**Given instruction**
Seek out every line containing the word "providers", and copy each.

**Entries provided**
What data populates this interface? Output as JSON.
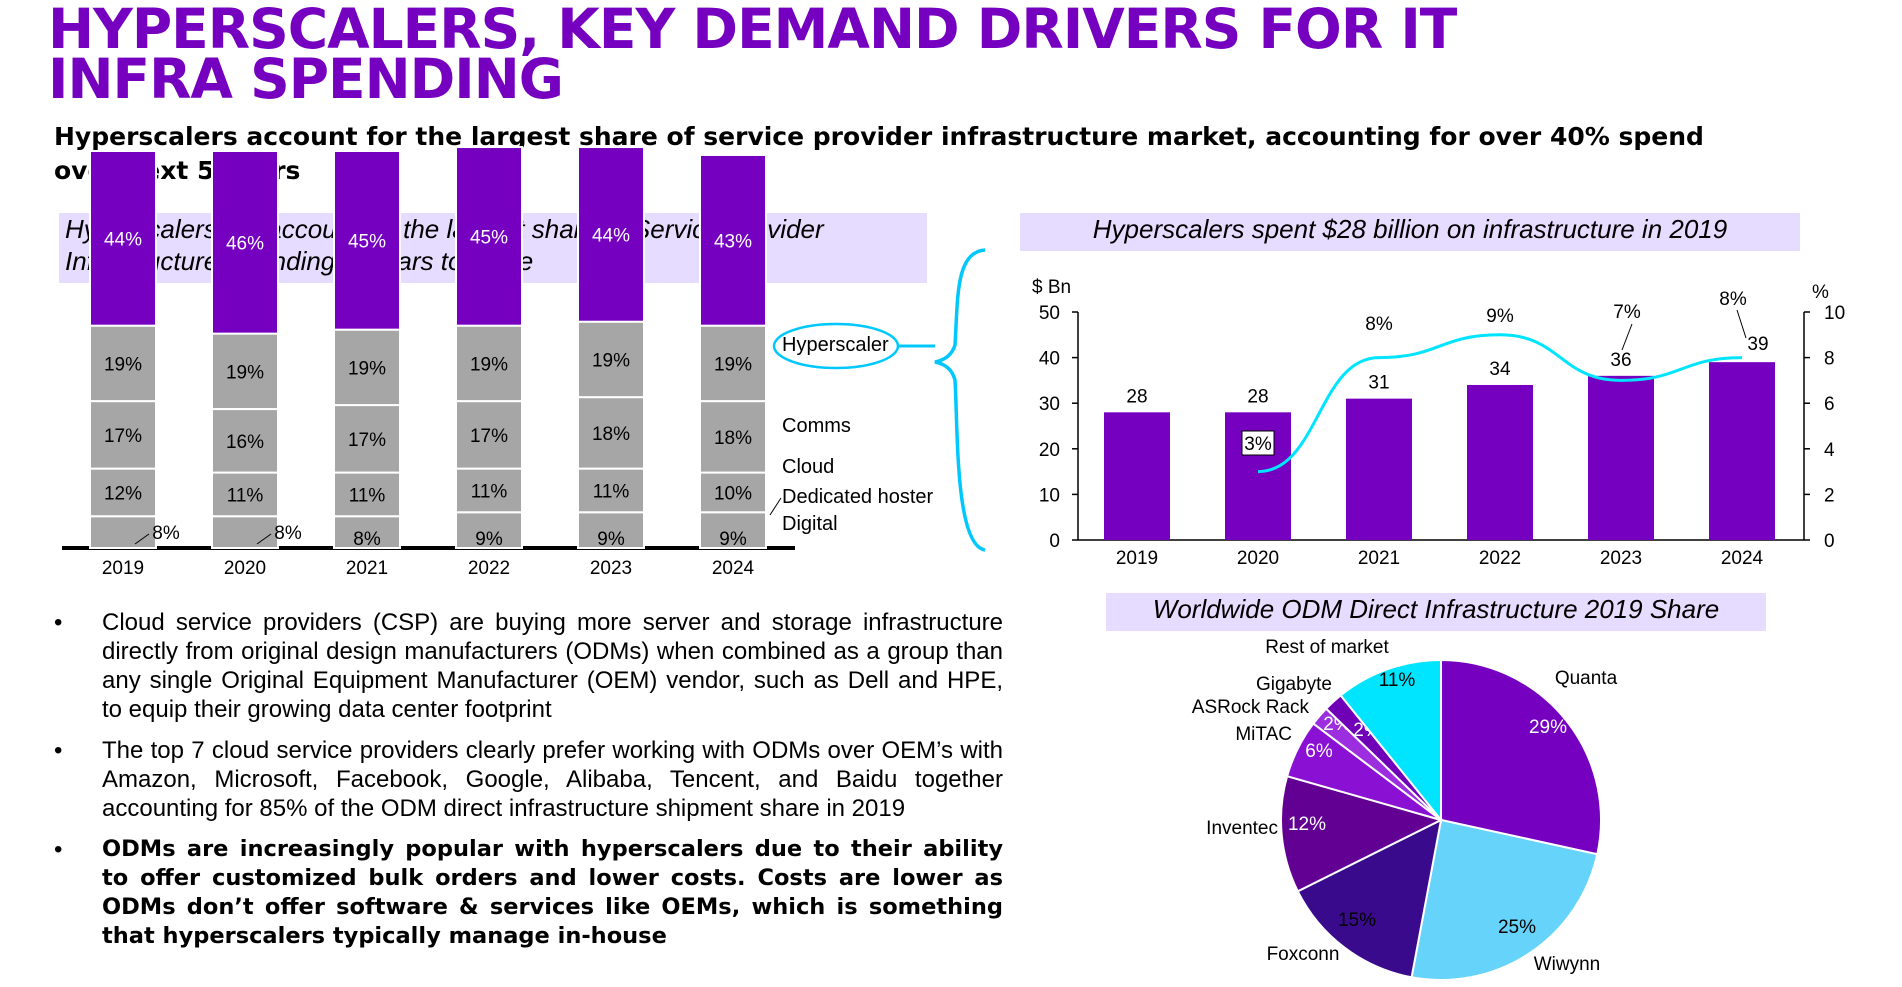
{
  "page": {
    "title": "HYPERSCALERS, KEY DEMAND DRIVERS FOR IT INFRA SPENDING",
    "subtitle": "Hyperscalers account for the largest share of service provider infrastructure market, accounting for over 40% spend over next 5 years"
  },
  "colors": {
    "purple": "#7500c0",
    "gray": "#a6a6a6",
    "cyan": "#00e5ff",
    "light_blue": "#66d3fa",
    "box_bg": "#e6dcff"
  },
  "bullets": [
    {
      "text": "Cloud service providers (CSP) are buying more server and storage infrastructure directly from original design manufacturers (ODMs) when combined as a group than any single Original Equipment Manufacturer (OEM) vendor, such as Dell and HPE, to equip their growing data center footprint",
      "bold": false
    },
    {
      "text": "The top 7 cloud service providers clearly prefer working with ODMs over OEM’s with Amazon, Microsoft, Facebook, Google, Alibaba, Tencent, and Baidu together accounting for 85% of the ODM direct infrastructure shipment share in 2019",
      "bold": false
    },
    {
      "text": "ODMs are increasingly popular with hyperscalers due to their ability to offer customized bulk orders and lower costs. Costs are lower as ODMs don’t offer software & services like OEMs, which is something that hyperscalers typically manage in-house",
      "bold": true
    }
  ],
  "chart_data": [
    {
      "type": "bar",
      "stacked": true,
      "title": "Hyperscalers will account for the largest share of Service Provider Infrastructure Spending in years to come",
      "categories": [
        "2019",
        "2020",
        "2021",
        "2022",
        "2023",
        "2024"
      ],
      "series": [
        {
          "name": "Digital",
          "values": [
            8,
            8,
            8,
            9,
            9,
            9
          ]
        },
        {
          "name": "Dedicated hoster",
          "values": [
            12,
            11,
            11,
            11,
            11,
            10
          ]
        },
        {
          "name": "Cloud",
          "values": [
            17,
            16,
            17,
            17,
            18,
            18
          ]
        },
        {
          "name": "Comms",
          "values": [
            19,
            19,
            19,
            19,
            19,
            19
          ]
        },
        {
          "name": "Hyperscaler",
          "values": [
            44,
            46,
            45,
            45,
            44,
            43
          ]
        }
      ],
      "value_labels": [
        [
          "8%",
          "12%",
          "17%",
          "19%",
          "44%"
        ],
        [
          "8%",
          "11%",
          "16%",
          "19%",
          "46%"
        ],
        [
          "8%",
          "11%",
          "17%",
          "19%",
          "45%"
        ],
        [
          "9%",
          "11%",
          "17%",
          "19%",
          "45%"
        ],
        [
          "9%",
          "11%",
          "18%",
          "19%",
          "44%"
        ],
        [
          "9%",
          "10%",
          "18%",
          "19%",
          "43%"
        ]
      ],
      "legend_placement": "right"
    },
    {
      "type": "bar",
      "title": "Hyperscalers spent $28 billion on infrastructure in 2019",
      "categories": [
        "2019",
        "2020",
        "2021",
        "2022",
        "2023",
        "2024"
      ],
      "values": [
        28,
        28,
        31,
        34,
        36,
        39
      ],
      "y_unit": "$ Bn",
      "ylim": [
        0,
        50
      ],
      "yticks": [
        "0",
        "10",
        "20",
        "30",
        "40",
        "50"
      ],
      "line": {
        "categories": [
          "2020",
          "2021",
          "2022",
          "2023",
          "2024"
        ],
        "values": [
          3,
          8,
          9,
          7,
          8
        ],
        "labels": [
          "3%",
          "8%",
          "9%",
          "7%",
          "8%"
        ],
        "axis_unit": "%",
        "ylim": [
          0,
          10
        ],
        "yticks": [
          "0",
          "2",
          "4",
          "6",
          "8",
          "10"
        ]
      }
    },
    {
      "type": "pie",
      "title": "Worldwide ODM Direct Infrastructure 2019 Share",
      "slices": [
        {
          "name": "Quanta",
          "value": 29,
          "label": "29%",
          "color": "#7500c0"
        },
        {
          "name": "Wiwynn",
          "value": 25,
          "label": "25%",
          "color": "#66d3fa"
        },
        {
          "name": "Foxconn",
          "value": 15,
          "label": "15%",
          "color": "#3a0a8c"
        },
        {
          "name": "Inventec",
          "value": 12,
          "label": "12%",
          "color": "#630094"
        },
        {
          "name": "MiTAC",
          "value": 6,
          "label": "6%",
          "color": "#8a10d4"
        },
        {
          "name": "ASRock Rack",
          "value": 2,
          "label": "2%",
          "color": "#9c2ee0"
        },
        {
          "name": "Gigabyte",
          "value": 2,
          "label": "2%",
          "color": "#7000b8"
        },
        {
          "name": "Rest of market",
          "value": 11,
          "label": "11%",
          "color": "#00e5ff"
        }
      ]
    }
  ]
}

**Written response**
      "text": "Cloud service providers (CSP) are buying more server and storage infrastructure directly from original design manufacturers (ODMs) when combined as a group than any single Original Equipment Manufacturer (OEM) vendor, such as Dell and HPE, to equip their growing data center footprint",
      "text": "The top 7 cloud service providers clearly prefer working with ODMs over OEM’s with Amazon, Microsoft, Facebook, Google, Alibaba, Tencent, and Baidu together accounting for 85% of the ODM direct infrastructure shipment share in 2019",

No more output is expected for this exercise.